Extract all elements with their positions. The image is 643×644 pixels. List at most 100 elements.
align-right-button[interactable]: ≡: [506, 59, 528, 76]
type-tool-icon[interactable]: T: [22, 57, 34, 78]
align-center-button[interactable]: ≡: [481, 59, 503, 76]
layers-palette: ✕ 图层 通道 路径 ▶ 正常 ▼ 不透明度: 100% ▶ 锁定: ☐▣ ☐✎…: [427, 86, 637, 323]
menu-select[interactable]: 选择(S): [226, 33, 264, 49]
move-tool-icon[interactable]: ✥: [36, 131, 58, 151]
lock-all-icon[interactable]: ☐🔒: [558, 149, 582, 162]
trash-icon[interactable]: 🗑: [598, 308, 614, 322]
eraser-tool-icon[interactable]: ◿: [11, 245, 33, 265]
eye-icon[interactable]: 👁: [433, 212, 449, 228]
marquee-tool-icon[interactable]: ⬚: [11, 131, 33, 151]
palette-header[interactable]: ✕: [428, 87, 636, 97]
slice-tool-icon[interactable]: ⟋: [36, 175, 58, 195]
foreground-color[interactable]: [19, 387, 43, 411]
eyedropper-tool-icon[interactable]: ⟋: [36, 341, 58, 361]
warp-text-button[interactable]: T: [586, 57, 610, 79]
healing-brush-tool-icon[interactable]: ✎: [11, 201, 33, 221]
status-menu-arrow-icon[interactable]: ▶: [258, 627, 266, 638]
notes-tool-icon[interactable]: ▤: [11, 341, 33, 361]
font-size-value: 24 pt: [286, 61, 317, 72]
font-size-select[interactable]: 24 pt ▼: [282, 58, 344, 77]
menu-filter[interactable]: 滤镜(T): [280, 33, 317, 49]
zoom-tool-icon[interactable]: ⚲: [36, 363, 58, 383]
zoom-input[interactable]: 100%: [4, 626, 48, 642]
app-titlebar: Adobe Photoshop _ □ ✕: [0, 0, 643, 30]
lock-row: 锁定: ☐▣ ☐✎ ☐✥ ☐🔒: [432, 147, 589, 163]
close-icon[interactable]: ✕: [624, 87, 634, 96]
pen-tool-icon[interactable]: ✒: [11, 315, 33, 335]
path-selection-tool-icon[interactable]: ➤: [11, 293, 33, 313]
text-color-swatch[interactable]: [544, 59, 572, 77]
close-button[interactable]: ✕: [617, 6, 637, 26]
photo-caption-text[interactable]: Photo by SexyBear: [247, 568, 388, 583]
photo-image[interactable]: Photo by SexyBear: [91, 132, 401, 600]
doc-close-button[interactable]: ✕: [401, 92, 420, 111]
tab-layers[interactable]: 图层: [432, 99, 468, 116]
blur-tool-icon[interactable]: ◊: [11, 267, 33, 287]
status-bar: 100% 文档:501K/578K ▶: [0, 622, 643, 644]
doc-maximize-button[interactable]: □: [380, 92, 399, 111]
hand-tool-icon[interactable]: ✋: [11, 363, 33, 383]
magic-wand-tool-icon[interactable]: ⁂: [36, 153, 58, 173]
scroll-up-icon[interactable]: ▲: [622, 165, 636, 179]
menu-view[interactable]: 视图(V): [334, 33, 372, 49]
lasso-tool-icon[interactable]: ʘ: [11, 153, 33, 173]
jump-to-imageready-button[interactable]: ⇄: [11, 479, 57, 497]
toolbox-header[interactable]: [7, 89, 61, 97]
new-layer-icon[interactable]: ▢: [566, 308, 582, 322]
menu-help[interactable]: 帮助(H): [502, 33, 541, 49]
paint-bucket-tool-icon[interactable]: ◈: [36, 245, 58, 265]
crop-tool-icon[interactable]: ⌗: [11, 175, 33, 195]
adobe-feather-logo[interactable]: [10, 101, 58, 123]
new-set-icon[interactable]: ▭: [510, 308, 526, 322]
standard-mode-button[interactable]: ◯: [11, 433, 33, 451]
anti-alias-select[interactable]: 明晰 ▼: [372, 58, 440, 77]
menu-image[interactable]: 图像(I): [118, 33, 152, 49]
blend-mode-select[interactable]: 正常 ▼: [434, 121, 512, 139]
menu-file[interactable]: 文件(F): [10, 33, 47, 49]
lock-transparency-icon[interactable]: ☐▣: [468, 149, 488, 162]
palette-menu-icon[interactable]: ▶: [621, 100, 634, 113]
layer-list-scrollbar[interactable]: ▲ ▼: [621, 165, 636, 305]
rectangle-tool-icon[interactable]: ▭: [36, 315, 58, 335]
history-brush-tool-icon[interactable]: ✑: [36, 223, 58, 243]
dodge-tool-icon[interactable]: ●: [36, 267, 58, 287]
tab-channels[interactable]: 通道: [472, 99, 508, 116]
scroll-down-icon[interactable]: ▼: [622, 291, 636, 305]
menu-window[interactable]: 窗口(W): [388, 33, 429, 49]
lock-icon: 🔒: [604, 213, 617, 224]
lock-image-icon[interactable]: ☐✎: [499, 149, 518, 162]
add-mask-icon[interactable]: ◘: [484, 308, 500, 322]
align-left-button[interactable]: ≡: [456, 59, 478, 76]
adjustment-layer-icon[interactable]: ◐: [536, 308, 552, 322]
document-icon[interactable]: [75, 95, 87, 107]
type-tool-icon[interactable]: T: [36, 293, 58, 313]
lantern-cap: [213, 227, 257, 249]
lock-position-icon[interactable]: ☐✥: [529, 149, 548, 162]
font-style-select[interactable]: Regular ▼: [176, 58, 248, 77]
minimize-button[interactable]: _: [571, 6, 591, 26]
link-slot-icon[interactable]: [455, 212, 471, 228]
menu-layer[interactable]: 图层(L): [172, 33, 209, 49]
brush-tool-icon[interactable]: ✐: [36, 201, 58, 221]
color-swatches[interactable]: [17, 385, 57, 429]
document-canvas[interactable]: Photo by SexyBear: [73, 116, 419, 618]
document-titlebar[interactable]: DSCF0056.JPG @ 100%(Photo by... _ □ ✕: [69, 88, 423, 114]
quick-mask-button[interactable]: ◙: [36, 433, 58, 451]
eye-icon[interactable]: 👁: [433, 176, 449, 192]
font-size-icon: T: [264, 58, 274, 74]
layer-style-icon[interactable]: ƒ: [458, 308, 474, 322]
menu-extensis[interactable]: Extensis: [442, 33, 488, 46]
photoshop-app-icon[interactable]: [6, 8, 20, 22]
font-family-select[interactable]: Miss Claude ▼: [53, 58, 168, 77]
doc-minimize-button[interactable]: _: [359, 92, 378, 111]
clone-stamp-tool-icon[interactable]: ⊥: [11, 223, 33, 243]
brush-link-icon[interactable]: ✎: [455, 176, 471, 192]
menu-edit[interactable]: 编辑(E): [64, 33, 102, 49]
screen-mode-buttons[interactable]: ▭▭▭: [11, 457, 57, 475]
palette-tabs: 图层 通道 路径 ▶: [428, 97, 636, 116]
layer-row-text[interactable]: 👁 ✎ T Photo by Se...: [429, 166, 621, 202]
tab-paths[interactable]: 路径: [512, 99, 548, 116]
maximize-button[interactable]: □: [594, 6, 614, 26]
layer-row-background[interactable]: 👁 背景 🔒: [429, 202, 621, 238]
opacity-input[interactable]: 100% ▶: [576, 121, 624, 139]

*TASK STATEMENT*: Please pull out every line of the items above that contains the word "document", treating uppercase and lowercase as different.

*TASK OUTPUT*:
document-icon[interactable]: [75, 95, 87, 107]
document-canvas[interactable]: Photo by SexyBear: [73, 116, 419, 618]
document-titlebar[interactable]: DSCF0056.JPG @ 100%(Photo by... _ □ ✕: [69, 88, 423, 114]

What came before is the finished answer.